REQUEST:
Locate each line in the records containing "MANURUNG". Copy it.

STORED DATA:
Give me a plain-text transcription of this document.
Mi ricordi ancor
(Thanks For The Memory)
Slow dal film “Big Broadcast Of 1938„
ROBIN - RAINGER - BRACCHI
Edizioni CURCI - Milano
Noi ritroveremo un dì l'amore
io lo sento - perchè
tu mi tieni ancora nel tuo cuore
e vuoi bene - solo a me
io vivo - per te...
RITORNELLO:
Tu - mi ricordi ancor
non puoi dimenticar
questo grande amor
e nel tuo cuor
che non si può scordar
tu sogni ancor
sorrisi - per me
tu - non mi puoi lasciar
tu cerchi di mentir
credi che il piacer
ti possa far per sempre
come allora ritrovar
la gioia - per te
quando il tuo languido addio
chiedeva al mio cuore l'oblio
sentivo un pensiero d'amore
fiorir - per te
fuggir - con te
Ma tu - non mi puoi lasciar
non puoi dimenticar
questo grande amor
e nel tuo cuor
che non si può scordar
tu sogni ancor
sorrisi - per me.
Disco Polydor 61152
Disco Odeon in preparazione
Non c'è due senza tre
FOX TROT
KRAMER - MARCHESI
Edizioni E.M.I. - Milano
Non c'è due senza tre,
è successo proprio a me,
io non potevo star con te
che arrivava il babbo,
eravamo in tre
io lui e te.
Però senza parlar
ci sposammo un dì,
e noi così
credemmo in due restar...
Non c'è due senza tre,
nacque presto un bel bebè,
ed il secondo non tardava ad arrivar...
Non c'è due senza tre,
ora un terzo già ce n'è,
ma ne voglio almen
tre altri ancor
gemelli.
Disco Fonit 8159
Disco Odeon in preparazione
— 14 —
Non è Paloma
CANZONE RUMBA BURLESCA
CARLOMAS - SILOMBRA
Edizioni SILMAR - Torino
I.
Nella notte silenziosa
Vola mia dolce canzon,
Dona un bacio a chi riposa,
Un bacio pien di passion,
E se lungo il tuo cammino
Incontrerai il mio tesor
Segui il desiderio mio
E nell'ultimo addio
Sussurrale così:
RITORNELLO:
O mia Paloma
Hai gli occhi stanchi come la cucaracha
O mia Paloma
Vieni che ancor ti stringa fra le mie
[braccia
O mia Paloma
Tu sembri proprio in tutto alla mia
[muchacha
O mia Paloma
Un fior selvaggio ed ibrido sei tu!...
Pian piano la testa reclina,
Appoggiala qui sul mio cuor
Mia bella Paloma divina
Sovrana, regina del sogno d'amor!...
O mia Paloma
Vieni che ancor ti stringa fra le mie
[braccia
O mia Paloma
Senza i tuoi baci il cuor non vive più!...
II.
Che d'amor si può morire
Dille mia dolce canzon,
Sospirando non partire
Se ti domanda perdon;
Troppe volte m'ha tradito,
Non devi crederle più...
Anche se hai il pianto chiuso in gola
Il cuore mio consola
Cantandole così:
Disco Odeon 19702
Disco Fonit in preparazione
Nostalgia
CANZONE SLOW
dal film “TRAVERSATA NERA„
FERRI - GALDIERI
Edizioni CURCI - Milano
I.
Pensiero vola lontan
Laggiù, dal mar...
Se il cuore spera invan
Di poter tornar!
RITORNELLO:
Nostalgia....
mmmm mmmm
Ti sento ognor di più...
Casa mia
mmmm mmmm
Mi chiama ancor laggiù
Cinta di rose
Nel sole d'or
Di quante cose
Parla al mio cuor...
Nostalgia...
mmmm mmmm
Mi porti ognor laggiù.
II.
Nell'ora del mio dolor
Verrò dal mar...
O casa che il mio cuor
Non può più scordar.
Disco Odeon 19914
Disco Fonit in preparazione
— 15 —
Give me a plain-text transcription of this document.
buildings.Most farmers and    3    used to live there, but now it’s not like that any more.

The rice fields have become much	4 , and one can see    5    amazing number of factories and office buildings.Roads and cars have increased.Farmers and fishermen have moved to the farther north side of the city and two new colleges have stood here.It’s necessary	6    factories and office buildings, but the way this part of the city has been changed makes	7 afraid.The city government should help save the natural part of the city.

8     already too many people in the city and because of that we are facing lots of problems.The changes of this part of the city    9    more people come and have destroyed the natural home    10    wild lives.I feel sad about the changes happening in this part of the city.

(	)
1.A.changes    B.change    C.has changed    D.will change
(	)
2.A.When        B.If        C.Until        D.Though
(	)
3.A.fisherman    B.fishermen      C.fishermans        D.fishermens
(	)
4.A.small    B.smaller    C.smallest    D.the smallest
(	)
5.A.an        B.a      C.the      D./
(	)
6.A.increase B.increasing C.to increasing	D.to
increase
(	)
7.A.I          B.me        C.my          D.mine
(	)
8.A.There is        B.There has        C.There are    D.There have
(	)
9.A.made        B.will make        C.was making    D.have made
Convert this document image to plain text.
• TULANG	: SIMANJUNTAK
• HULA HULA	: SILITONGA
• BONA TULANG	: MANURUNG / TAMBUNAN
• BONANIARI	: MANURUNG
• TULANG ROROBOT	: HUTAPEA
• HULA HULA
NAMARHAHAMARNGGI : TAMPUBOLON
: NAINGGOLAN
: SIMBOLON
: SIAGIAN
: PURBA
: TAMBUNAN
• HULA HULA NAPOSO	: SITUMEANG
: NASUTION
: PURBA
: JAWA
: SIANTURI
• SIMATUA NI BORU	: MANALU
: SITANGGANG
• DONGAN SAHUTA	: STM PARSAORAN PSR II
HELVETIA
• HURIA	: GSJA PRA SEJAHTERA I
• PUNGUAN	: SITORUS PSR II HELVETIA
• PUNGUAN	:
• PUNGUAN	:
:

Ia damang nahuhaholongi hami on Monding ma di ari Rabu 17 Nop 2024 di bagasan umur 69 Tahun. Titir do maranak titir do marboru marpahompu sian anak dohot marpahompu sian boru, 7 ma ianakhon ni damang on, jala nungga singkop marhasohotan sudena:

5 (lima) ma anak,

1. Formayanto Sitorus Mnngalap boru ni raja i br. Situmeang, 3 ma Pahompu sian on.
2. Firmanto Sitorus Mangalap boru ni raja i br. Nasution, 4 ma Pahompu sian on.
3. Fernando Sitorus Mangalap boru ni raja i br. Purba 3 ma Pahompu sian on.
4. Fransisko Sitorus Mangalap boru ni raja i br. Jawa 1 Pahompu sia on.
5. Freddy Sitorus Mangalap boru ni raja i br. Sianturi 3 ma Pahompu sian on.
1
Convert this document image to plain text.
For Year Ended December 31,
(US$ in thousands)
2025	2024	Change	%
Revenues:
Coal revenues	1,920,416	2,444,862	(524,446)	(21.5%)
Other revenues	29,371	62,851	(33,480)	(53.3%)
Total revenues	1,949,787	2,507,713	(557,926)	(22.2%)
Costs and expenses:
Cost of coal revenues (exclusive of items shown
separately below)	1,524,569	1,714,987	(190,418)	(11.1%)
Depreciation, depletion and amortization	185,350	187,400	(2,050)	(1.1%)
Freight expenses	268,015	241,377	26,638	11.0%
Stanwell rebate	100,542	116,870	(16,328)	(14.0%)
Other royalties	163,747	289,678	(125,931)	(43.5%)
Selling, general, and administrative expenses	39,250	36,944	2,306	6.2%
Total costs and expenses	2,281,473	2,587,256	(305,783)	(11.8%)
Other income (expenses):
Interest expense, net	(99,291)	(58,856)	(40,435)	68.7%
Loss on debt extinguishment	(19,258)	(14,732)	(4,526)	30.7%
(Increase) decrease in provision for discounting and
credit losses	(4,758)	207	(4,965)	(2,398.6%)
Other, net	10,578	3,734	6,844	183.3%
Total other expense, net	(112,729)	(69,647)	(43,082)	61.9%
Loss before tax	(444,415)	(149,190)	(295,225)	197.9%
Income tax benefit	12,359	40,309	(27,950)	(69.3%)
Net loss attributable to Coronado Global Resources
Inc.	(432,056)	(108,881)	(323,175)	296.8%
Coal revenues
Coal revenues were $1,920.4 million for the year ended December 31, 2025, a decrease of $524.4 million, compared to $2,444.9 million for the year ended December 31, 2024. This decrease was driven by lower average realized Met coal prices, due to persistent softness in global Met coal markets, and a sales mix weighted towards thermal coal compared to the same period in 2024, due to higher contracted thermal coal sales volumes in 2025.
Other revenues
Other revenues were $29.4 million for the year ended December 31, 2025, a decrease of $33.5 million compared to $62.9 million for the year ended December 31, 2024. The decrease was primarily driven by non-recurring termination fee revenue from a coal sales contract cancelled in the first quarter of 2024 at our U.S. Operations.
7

SOLUTION TO THE PROBLEM:
• BONA TULANG	: MANURUNG / TAMBUNAN
• BONANIARI	: MANURUNG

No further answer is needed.